EXERCISE
State the number of lines where "marker" appears. Add nothing else.

*** INFORMATION SHOWN ***

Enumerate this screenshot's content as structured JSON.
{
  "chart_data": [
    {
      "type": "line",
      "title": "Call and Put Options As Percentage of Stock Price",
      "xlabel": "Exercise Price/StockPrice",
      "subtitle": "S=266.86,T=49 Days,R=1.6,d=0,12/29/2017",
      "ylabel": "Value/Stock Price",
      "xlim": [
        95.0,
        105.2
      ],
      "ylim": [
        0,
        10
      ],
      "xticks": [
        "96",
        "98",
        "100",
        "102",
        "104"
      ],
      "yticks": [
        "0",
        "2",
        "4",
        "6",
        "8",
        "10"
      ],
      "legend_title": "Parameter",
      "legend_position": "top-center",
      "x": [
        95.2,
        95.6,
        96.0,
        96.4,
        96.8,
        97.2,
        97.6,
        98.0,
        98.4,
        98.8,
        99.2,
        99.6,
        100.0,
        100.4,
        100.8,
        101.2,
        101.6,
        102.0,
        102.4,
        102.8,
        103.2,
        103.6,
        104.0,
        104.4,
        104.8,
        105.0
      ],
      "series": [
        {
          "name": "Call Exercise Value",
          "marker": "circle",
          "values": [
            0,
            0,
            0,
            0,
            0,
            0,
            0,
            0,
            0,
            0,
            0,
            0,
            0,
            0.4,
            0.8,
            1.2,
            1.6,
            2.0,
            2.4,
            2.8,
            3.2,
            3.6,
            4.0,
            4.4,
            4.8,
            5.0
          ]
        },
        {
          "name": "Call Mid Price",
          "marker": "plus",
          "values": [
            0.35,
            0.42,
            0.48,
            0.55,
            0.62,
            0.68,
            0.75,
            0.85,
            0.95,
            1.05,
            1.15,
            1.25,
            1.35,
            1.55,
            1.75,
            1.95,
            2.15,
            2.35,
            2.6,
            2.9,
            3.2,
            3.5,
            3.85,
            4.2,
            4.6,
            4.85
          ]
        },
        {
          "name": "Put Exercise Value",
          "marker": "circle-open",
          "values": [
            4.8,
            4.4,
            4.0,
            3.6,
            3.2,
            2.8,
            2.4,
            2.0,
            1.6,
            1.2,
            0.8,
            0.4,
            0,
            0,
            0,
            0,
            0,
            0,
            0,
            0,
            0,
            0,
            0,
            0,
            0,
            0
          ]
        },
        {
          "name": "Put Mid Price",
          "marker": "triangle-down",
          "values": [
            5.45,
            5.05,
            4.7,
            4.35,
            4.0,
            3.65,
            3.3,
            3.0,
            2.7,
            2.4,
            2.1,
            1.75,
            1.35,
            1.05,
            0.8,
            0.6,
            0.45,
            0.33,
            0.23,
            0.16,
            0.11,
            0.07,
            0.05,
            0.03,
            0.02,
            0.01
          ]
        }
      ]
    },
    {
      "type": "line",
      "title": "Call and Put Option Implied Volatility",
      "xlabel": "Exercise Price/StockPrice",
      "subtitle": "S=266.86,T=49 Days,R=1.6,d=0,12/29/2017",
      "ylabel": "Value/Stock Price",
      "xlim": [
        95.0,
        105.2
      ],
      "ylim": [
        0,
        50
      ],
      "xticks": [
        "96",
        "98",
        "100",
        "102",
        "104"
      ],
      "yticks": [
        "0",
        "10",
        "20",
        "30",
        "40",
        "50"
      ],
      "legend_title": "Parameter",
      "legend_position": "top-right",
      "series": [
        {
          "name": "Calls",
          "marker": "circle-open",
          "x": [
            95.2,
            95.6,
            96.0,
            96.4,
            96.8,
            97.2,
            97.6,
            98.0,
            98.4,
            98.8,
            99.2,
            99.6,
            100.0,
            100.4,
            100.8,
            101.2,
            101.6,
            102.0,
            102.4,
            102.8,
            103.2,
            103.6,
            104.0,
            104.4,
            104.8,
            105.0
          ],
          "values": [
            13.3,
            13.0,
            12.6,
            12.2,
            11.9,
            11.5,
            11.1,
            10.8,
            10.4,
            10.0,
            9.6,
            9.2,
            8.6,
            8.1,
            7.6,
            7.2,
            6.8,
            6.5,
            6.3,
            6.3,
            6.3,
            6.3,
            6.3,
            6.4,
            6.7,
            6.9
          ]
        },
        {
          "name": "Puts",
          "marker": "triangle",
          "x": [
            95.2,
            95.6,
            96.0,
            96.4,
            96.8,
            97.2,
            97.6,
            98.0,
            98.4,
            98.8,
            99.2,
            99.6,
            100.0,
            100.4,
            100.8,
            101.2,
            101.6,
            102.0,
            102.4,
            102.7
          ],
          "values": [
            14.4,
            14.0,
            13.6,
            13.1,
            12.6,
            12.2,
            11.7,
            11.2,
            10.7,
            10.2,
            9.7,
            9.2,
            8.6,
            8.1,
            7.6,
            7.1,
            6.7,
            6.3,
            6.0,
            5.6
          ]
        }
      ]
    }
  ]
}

***

SOLUTION FOR THIS EXERCISE
6